> _Written problem_: Output the full listing below exactly as it reads, and skip anything that is a picture.

> _Recorded information_:
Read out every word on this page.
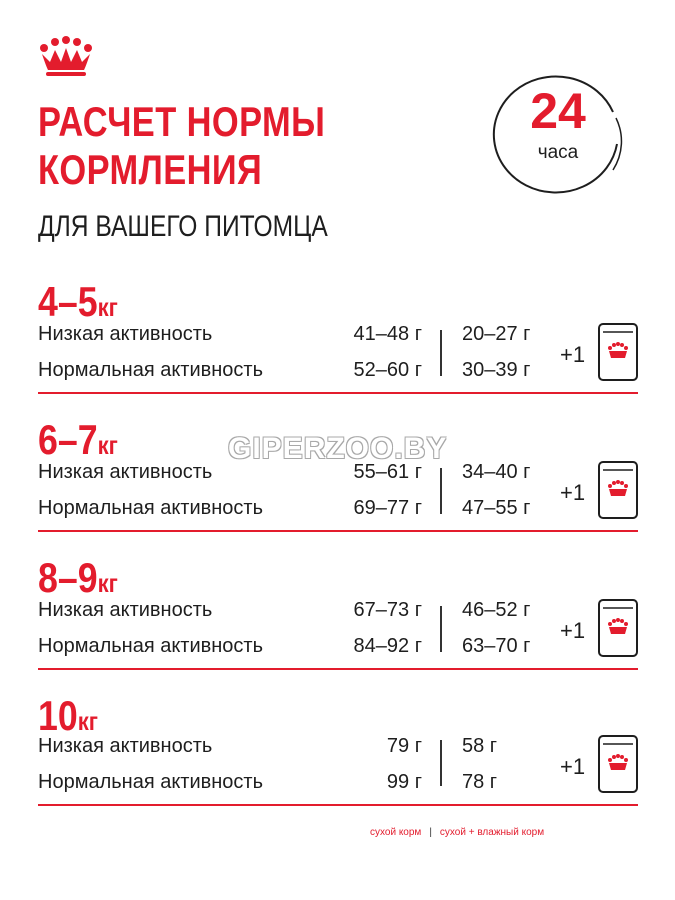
РАСЧЕТ НОРМЫ
КОРМЛЕНИЯ
ДЛЯ ВАШЕГО ПИТОМЦА
24
часа
4–5кг
Низкая активность	41–48 г 20–27 г
Нормальная активность	52–60 г 30–39 г
+1
6–7кг
Низкая активность	55–61 г 34–40 г
Нормальная активность	69–77 г 47–55 г
+1
8–9кг
Низкая активность	67–73 г 46–52 г
Нормальная активность	84–92 г 63–70 г
+1
10кг
Низкая активность	79 г 58 г
Нормальная активность	99 г 78 г
+1
GIPERZOO.BY
сухой корм | сухой + влажный корм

> _Task solution_:
Read out every word on this page.
РАСЧЕТ НОРМЫ
КОРМЛЕНИЯ
ДЛЯ ВАШЕГО ПИТОМЦА
24
часа
4–5кг
Низкая активность	41–48 г 20–27 г
Нормальная активность	52–60 г 30–39 г
+1
6–7кг
Низкая активность	55–61 г 34–40 г
Нормальная активность	69–77 г 47–55 г
+1
8–9кг
Низкая активность	67–73 г 46–52 г
Нормальная активность	84–92 г 63–70 г
+1
10кг
Низкая активность	79 г 58 г
Нормальная активность	99 г 78 г
+1
GIPERZOO.BY
сухой корм | сухой + влажный корм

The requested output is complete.